Stated task |
Please return the full listing below without altering anything.

Available data |
┄┄┄┄┄┄┄┄┄┄┄┄┄┄┄┄┄┄┄┄

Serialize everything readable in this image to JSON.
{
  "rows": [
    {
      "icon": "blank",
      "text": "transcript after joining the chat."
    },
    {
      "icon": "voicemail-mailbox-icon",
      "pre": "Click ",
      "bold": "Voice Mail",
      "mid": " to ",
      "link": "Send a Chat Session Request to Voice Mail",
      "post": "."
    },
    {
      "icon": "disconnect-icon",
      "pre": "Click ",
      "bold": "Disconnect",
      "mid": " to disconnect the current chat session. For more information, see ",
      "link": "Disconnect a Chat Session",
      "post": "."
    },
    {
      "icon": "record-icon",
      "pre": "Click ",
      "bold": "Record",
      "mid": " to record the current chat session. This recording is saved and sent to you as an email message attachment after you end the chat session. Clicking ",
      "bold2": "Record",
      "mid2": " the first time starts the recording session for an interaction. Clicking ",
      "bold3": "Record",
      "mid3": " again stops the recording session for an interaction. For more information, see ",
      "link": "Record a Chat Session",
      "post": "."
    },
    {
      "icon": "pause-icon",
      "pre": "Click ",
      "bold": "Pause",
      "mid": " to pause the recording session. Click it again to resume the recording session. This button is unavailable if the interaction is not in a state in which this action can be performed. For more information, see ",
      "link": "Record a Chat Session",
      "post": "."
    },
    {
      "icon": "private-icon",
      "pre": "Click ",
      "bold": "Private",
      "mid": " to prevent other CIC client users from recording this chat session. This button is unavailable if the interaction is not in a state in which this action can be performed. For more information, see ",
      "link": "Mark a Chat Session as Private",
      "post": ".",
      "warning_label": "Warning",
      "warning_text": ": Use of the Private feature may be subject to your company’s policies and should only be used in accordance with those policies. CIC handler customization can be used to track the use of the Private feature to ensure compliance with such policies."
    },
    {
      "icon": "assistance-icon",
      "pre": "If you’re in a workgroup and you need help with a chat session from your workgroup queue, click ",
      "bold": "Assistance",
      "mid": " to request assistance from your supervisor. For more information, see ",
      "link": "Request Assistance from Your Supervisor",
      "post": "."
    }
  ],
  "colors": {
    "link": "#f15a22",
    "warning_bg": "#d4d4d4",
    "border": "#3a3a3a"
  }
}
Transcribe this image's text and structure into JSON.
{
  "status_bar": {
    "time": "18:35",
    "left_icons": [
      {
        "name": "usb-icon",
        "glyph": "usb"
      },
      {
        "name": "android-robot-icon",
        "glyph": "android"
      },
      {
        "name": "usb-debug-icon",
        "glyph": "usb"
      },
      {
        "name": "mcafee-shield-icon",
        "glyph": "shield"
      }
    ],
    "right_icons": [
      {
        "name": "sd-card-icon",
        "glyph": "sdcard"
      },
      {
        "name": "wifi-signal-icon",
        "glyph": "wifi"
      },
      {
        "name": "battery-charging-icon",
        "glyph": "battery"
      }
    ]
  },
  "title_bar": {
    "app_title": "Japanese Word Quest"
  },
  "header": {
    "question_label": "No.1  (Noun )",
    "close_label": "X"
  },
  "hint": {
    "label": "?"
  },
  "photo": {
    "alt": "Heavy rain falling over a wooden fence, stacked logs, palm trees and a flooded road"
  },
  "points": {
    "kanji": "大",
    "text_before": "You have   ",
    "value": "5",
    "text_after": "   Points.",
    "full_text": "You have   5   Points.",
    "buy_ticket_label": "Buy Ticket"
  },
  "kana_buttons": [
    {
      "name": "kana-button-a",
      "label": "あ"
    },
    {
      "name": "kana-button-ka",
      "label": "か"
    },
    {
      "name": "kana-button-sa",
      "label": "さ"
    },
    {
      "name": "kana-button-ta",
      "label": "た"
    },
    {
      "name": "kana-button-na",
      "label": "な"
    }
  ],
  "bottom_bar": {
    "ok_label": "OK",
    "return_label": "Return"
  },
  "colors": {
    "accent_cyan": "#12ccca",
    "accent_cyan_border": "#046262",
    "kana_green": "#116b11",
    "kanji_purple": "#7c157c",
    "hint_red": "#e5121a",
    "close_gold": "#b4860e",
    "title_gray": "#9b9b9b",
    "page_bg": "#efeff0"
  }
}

┄┄┄┄┄┄┄┄┄┄┄┄┄┄┄┄┄┄┄┄

The solution |
Serialize everything readable in this image to JSON.
{
  "rows": [
    {
      "icon": "blank",
      "text": "transcript after joining the chat."
    },
    {
      "icon": "voicemail-mailbox-icon",
      "pre": "Click ",
      "bold": "Voice Mail",
      "mid": " to ",
      "link": "Send a Chat Session Request to Voice Mail",
      "post": "."
    },
    {
      "icon": "disconnect-icon",
      "pre": "Click ",
      "bold": "Disconnect",
      "mid": " to disconnect the current chat session. For more information, see ",
      "link": "Disconnect a Chat Session",
      "post": "."
    },
    {
      "icon": "record-icon",
      "pre": "Click ",
      "bold": "Record",
      "mid": " to record the current chat session. This recording is saved and sent to you as an email message attachment after you end the chat session. Clicking ",
      "bold2": "Record",
      "mid2": " the first time starts the recording session for an interaction. Clicking ",
      "bold3": "Record",
      "mid3": " again stops the recording session for an interaction. For more information, see ",
      "link": "Record a Chat Session",
      "post": "."
    },
    {
      "icon": "pause-icon",
      "pre": "Click ",
      "bold": "Pause",
      "mid": " to pause the recording session. Click it again to resume the recording session. This button is unavailable if the interaction is not in a state in which this action can be performed. For more information, see ",
      "link": "Record a Chat Session",
      "post": "."
    },
    {
      "icon": "private-icon",
      "pre": "Click ",
      "bold": "Private",
      "mid": " to prevent other CIC client users from recording this chat session. This button is unavailable if the interaction is not in a state in which this action can be performed. For more information, see ",
      "link": "Mark a Chat Session as Private",
      "post": ".",
      "warning_label": "Warning",
      "warning_text": ": Use of the Private feature may be subject to your company’s policies and should only be used in accordance with those policies. CIC handler customization can be used to track the use of the Private feature to ensure compliance with such policies."
    },
    {
      "icon": "assistance-icon",
      "pre": "If you’re in a workgroup and you need help with a chat session from your workgroup queue, click ",
      "bold": "Assistance",
      "mid": " to request assistance from your supervisor. For more information, see ",
      "link": "Request Assistance from Your Supervisor",
      "post": "."
    }
  ],
  "colors": {
    "link": "#f15a22",
    "warning_bg": "#d4d4d4",
    "border": "#3a3a3a"
  }
}
Transcribe this image's text and structure into JSON.
{
  "status_bar": {
    "time": "18:35",
    "left_icons": [
      {
        "name": "usb-icon",
        "glyph": "usb"
      },
      {
        "name": "android-robot-icon",
        "glyph": "android"
      },
      {
        "name": "usb-debug-icon",
        "glyph": "usb"
      },
      {
        "name": "mcafee-shield-icon",
        "glyph": "shield"
      }
    ],
    "right_icons": [
      {
        "name": "sd-card-icon",
        "glyph": "sdcard"
      },
      {
        "name": "wifi-signal-icon",
        "glyph": "wifi"
      },
      {
        "name": "battery-charging-icon",
        "glyph": "battery"
      }
    ]
  },
  "title_bar": {
    "app_title": "Japanese Word Quest"
  },
  "header": {
    "question_label": "No.1  (Noun )",
    "close_label": "X"
  },
  "hint": {
    "label": "?"
  },
  "photo": {
    "alt": "Heavy rain falling over a wooden fence, stacked logs, palm trees and a flooded road"
  },
  "points": {
    "kanji": "大",
    "text_before": "You have   ",
    "value": "5",
    "text_after": "   Points.",
    "full_text": "You have   5   Points.",
    "buy_ticket_label": "Buy Ticket"
  },
  "kana_buttons": [
    {
      "name": "kana-button-a",
      "label": "あ"
    },
    {
      "name": "kana-button-ka",
      "label": "か"
    },
    {
      "name": "kana-button-sa",
      "label": "さ"
    },
    {
      "name": "kana-button-ta",
      "label": "た"
    },
    {
      "name": "kana-button-na",
      "label": "な"
    }
  ],
  "bottom_bar": {
    "ok_label": "OK",
    "return_label": "Return"
  },
  "colors": {
    "accent_cyan": "#12ccca",
    "accent_cyan_border": "#046262",
    "kana_green": "#116b11",
    "kanji_purple": "#7c157c",
    "hint_red": "#e5121a",
    "close_gold": "#b4860e",
    "title_gray": "#9b9b9b",
    "page_bg": "#efeff0"
  }
}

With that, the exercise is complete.